Locate the string "sich" throughout the material and copy every line in which it occurs.

Data records:
-*-*-

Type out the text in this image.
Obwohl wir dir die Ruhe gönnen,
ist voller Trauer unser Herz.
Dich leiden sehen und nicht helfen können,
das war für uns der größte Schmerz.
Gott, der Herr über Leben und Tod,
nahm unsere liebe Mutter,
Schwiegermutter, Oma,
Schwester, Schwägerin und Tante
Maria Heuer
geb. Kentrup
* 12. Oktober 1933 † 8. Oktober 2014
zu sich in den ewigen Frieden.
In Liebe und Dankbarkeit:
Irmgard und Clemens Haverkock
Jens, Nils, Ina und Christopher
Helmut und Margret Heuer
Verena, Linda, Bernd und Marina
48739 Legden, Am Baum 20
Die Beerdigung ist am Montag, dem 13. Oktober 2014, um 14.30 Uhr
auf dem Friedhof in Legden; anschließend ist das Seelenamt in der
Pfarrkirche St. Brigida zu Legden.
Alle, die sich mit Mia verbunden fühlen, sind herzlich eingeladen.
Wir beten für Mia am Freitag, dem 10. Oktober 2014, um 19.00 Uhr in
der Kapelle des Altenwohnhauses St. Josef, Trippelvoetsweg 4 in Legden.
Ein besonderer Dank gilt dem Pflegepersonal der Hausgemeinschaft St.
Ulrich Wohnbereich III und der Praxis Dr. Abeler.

-*-*-

Written reply:
zu sich in den ewigen Frieden.
Alle, die sich mit Mia verbunden fühlen, sind herzlich eingeladen.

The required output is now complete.